In this exercise, reproduce all the entries that follow exactly.

══ DATA PROVIDED

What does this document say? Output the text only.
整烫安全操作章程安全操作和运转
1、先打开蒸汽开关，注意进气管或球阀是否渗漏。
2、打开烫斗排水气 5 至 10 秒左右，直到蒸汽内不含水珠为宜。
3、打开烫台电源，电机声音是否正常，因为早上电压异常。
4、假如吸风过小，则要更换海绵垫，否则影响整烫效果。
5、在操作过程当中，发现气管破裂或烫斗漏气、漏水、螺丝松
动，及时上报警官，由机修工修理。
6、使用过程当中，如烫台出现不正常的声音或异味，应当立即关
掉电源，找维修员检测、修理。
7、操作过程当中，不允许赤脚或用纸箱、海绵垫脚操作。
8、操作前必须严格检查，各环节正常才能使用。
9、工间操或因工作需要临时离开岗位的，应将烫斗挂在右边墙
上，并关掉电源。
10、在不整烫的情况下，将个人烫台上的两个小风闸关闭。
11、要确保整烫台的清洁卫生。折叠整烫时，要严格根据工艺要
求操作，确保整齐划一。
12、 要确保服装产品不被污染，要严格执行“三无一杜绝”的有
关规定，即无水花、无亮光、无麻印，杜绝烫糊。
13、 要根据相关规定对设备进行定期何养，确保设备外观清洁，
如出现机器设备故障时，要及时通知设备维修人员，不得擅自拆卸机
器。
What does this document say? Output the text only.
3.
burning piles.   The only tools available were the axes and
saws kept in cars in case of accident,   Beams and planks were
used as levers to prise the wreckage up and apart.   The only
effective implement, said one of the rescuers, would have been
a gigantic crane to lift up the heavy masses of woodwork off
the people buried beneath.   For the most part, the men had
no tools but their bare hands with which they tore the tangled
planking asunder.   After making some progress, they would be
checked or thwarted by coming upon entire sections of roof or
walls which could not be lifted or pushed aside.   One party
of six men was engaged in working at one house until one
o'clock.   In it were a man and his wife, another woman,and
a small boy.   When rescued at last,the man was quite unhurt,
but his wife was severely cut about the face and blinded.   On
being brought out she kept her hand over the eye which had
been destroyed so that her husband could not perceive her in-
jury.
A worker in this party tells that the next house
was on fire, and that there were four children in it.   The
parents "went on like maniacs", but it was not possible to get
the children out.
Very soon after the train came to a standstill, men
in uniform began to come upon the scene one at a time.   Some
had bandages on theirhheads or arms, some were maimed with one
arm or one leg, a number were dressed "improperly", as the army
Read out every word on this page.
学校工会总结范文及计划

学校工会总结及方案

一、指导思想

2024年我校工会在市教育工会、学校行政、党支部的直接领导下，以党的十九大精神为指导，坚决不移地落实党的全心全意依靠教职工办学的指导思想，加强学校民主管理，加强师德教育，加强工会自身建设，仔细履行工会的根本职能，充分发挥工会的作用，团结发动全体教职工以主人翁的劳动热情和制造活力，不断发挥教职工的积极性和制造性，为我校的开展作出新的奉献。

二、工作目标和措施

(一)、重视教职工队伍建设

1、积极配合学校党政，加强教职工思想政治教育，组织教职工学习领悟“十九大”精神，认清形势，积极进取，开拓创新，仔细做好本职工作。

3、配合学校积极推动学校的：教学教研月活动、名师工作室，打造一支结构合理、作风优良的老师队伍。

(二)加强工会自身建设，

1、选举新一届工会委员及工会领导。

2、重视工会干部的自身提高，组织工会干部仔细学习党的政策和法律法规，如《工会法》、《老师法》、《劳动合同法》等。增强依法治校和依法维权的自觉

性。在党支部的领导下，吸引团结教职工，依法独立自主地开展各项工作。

════

(RESULT OF THIS TASK)
What does this document say? Output the text only.
整烫安全操作章程安全操作和运转
1、先打开蒸汽开关，注意进气管或球阀是否渗漏。
2、打开烫斗排水气 5 至 10 秒左右，直到蒸汽内不含水珠为宜。
3、打开烫台电源，电机声音是否正常，因为早上电压异常。
4、假如吸风过小，则要更换海绵垫，否则影响整烫效果。
5、在操作过程当中，发现气管破裂或烫斗漏气、漏水、螺丝松
动，及时上报警官，由机修工修理。
6、使用过程当中，如烫台出现不正常的声音或异味，应当立即关
掉电源，找维修员检测、修理。
7、操作过程当中，不允许赤脚或用纸箱、海绵垫脚操作。
8、操作前必须严格检查，各环节正常才能使用。
9、工间操或因工作需要临时离开岗位的，应将烫斗挂在右边墙
上，并关掉电源。
10、在不整烫的情况下，将个人烫台上的两个小风闸关闭。
11、要确保整烫台的清洁卫生。折叠整烫时，要严格根据工艺要
求操作，确保整齐划一。
12、 要确保服装产品不被污染，要严格执行“三无一杜绝”的有
关规定，即无水花、无亮光、无麻印，杜绝烫糊。
13、 要根据相关规定对设备进行定期何养，确保设备外观清洁，
如出现机器设备故障时，要及时通知设备维修人员，不得擅自拆卸机
器。
What does this document say? Output the text only.
3.
burning piles.   The only tools available were the axes and
saws kept in cars in case of accident,   Beams and planks were
used as levers to prise the wreckage up and apart.   The only
effective implement, said one of the rescuers, would have been
a gigantic crane to lift up the heavy masses of woodwork off
the people buried beneath.   For the most part, the men had
no tools but their bare hands with which they tore the tangled
planking asunder.   After making some progress, they would be
checked or thwarted by coming upon entire sections of roof or
walls which could not be lifted or pushed aside.   One party
of six men was engaged in working at one house until one
o'clock.   In it were a man and his wife, another woman,and
a small boy.   When rescued at last,the man was quite unhurt,
but his wife was severely cut about the face and blinded.   On
being brought out she kept her hand over the eye which had
been destroyed so that her husband could not perceive her in-
jury.
A worker in this party tells that the next house
was on fire, and that there were four children in it.   The
parents "went on like maniacs", but it was not possible to get
the children out.
Very soon after the train came to a standstill, men
in uniform began to come upon the scene one at a time.   Some
had bandages on theirhheads or arms, some were maimed with one
arm or one leg, a number were dressed "improperly", as the army
Read out every word on this page.
学校工会总结范文及计划

学校工会总结及方案

一、指导思想

2024年我校工会在市教育工会、学校行政、党支部的直接领导下，以党的十九大精神为指导，坚决不移地落实党的全心全意依靠教职工办学的指导思想，加强学校民主管理，加强师德教育，加强工会自身建设，仔细履行工会的根本职能，充分发挥工会的作用，团结发动全体教职工以主人翁的劳动热情和制造活力，不断发挥教职工的积极性和制造性，为我校的开展作出新的奉献。

二、工作目标和措施

(一)、重视教职工队伍建设

1、积极配合学校党政，加强教职工思想政治教育，组织教职工学习领悟“十九大”精神，认清形势，积极进取，开拓创新，仔细做好本职工作。

3、配合学校积极推动学校的：教学教研月活动、名师工作室，打造一支结构合理、作风优良的老师队伍。

(二)加强工会自身建设，

1、选举新一届工会委员及工会领导。

2、重视工会干部的自身提高，组织工会干部仔细学习党的政策和法律法规，如《工会法》、《老师法》、《劳动合同法》等。增强依法治校和依法维权的自觉

性。在党支部的领导下，吸引团结教职工，依法独立自主地开展各项工作。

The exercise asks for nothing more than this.